Each entry below must be repeated word for word.
-- Start Input material --
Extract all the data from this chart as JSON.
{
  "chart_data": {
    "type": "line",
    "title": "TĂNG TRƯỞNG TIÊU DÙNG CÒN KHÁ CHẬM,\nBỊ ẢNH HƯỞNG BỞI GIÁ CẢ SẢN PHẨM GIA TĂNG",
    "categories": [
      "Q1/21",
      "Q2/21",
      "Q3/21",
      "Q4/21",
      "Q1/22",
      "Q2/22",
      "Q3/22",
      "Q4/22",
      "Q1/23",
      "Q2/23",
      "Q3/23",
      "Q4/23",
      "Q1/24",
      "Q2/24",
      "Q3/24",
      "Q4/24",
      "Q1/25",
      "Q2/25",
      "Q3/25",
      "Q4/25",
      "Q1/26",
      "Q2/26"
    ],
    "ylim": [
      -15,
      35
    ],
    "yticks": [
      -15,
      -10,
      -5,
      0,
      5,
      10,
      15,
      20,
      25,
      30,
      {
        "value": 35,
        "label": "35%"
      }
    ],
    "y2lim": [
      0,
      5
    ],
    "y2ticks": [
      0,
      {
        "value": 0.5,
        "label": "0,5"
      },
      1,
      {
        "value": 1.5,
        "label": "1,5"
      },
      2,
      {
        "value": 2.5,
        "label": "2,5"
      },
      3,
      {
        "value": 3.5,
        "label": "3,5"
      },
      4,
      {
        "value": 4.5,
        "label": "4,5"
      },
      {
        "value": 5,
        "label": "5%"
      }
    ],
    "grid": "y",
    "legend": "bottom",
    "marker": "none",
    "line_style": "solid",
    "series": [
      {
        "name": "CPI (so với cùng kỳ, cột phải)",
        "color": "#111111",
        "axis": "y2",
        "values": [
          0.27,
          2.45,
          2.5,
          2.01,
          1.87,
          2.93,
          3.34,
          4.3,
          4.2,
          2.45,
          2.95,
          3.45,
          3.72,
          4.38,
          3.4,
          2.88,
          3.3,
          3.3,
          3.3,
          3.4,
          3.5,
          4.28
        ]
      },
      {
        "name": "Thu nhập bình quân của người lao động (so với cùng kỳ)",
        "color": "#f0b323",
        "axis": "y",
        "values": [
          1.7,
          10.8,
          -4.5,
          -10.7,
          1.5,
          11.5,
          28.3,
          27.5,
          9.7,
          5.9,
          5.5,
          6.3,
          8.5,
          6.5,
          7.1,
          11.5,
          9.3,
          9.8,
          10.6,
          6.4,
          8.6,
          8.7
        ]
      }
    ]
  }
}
-- End Input material --
Exercise response
Extract all the data from this chart as JSON.
{
  "chart_data": {
    "type": "line",
    "title": "TĂNG TRƯỞNG TIÊU DÙNG CÒN KHÁ CHẬM,\nBỊ ẢNH HƯỞNG BỞI GIÁ CẢ SẢN PHẨM GIA TĂNG",
    "categories": [
      "Q1/21",
      "Q2/21",
      "Q3/21",
      "Q4/21",
      "Q1/22",
      "Q2/22",
      "Q3/22",
      "Q4/22",
      "Q1/23",
      "Q2/23",
      "Q3/23",
      "Q4/23",
      "Q1/24",
      "Q2/24",
      "Q3/24",
      "Q4/24",
      "Q1/25",
      "Q2/25",
      "Q3/25",
      "Q4/25",
      "Q1/26",
      "Q2/26"
    ],
    "ylim": [
      -15,
      35
    ],
    "yticks": [
      -15,
      -10,
      -5,
      0,
      5,
      10,
      15,
      20,
      25,
      30,
      {
        "value": 35,
        "label": "35%"
      }
    ],
    "y2lim": [
      0,
      5
    ],
    "y2ticks": [
      0,
      {
        "value": 0.5,
        "label": "0,5"
      },
      1,
      {
        "value": 1.5,
        "label": "1,5"
      },
      2,
      {
        "value": 2.5,
        "label": "2,5"
      },
      3,
      {
        "value": 3.5,
        "label": "3,5"
      },
      4,
      {
        "value": 4.5,
        "label": "4,5"
      },
      {
        "value": 5,
        "label": "5%"
      }
    ],
    "grid": "y",
    "legend": "bottom",
    "marker": "none",
    "line_style": "solid",
    "series": [
      {
        "name": "CPI (so với cùng kỳ, cột phải)",
        "color": "#111111",
        "axis": "y2",
        "values": [
          0.27,
          2.45,
          2.5,
          2.01,
          1.87,
          2.93,
          3.34,
          4.3,
          4.2,
          2.45,
          2.95,
          3.45,
          3.72,
          4.38,
          3.4,
          2.88,
          3.3,
          3.3,
          3.3,
          3.4,
          3.5,
          4.28
        ]
      },
      {
        "name": "Thu nhập bình quân của người lao động (so với cùng kỳ)",
        "color": "#f0b323",
        "axis": "y",
        "values": [
          1.7,
          10.8,
          -4.5,
          -10.7,
          1.5,
          11.5,
          28.3,
          27.5,
          9.7,
          5.9,
          5.5,
          6.3,
          8.5,
          6.5,
          7.1,
          11.5,
          9.3,
          9.8,
          10.6,
          6.4,
          8.6,
          8.7
        ]
      }
    ]
  }
}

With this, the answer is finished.